» **Objective**: Transcribe all of the records word for word, but omit the pictures.

* START *

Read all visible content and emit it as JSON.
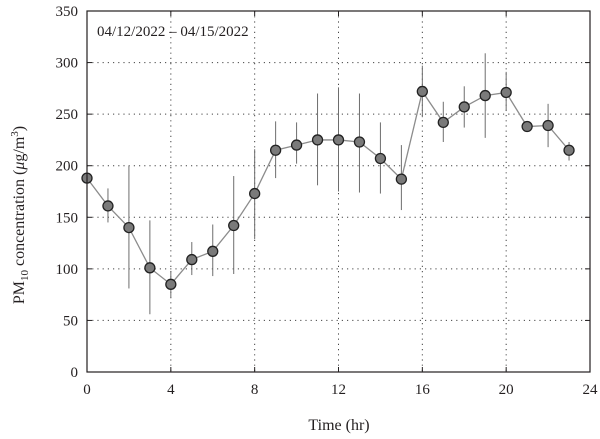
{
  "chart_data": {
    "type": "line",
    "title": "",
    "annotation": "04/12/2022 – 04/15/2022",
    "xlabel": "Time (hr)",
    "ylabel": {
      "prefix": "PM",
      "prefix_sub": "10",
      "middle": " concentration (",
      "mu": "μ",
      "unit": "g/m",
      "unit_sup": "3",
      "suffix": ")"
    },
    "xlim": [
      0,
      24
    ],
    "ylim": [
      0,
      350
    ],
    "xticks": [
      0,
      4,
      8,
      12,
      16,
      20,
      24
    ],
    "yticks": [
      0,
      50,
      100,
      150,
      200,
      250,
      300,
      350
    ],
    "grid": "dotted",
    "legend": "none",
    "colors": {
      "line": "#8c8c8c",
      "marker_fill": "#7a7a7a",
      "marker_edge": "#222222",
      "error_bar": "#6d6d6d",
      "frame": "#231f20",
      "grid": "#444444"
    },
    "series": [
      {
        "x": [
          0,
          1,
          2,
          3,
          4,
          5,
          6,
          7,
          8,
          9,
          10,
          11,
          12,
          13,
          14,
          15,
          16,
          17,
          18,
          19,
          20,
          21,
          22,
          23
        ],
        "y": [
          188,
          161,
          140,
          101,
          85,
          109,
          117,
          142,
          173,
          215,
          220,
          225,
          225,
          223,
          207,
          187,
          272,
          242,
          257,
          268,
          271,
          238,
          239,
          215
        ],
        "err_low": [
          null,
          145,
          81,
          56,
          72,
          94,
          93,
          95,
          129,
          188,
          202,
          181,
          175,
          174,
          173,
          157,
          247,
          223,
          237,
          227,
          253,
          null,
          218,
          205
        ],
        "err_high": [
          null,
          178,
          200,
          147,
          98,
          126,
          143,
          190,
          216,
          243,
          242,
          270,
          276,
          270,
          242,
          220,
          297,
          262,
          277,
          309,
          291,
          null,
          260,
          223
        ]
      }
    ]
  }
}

* END *

» **Result of the exercise**:
Read all visible content and emit it as JSON.
{
  "chart_data": {
    "type": "line",
    "title": "",
    "annotation": "04/12/2022 – 04/15/2022",
    "xlabel": "Time (hr)",
    "ylabel": {
      "prefix": "PM",
      "prefix_sub": "10",
      "middle": " concentration (",
      "mu": "μ",
      "unit": "g/m",
      "unit_sup": "3",
      "suffix": ")"
    },
    "xlim": [
      0,
      24
    ],
    "ylim": [
      0,
      350
    ],
    "xticks": [
      0,
      4,
      8,
      12,
      16,
      20,
      24
    ],
    "yticks": [
      0,
      50,
      100,
      150,
      200,
      250,
      300,
      350
    ],
    "grid": "dotted",
    "legend": "none",
    "colors": {
      "line": "#8c8c8c",
      "marker_fill": "#7a7a7a",
      "marker_edge": "#222222",
      "error_bar": "#6d6d6d",
      "frame": "#231f20",
      "grid": "#444444"
    },
    "series": [
      {
        "x": [
          0,
          1,
          2,
          3,
          4,
          5,
          6,
          7,
          8,
          9,
          10,
          11,
          12,
          13,
          14,
          15,
          16,
          17,
          18,
          19,
          20,
          21,
          22,
          23
        ],
        "y": [
          188,
          161,
          140,
          101,
          85,
          109,
          117,
          142,
          173,
          215,
          220,
          225,
          225,
          223,
          207,
          187,
          272,
          242,
          257,
          268,
          271,
          238,
          239,
          215
        ],
        "err_low": [
          null,
          145,
          81,
          56,
          72,
          94,
          93,
          95,
          129,
          188,
          202,
          181,
          175,
          174,
          173,
          157,
          247,
          223,
          237,
          227,
          253,
          null,
          218,
          205
        ],
        "err_high": [
          null,
          178,
          200,
          147,
          98,
          126,
          143,
          190,
          216,
          243,
          242,
          270,
          276,
          270,
          242,
          220,
          297,
          262,
          277,
          309,
          291,
          null,
          260,
          223
        ]
      }
    ]
  }
}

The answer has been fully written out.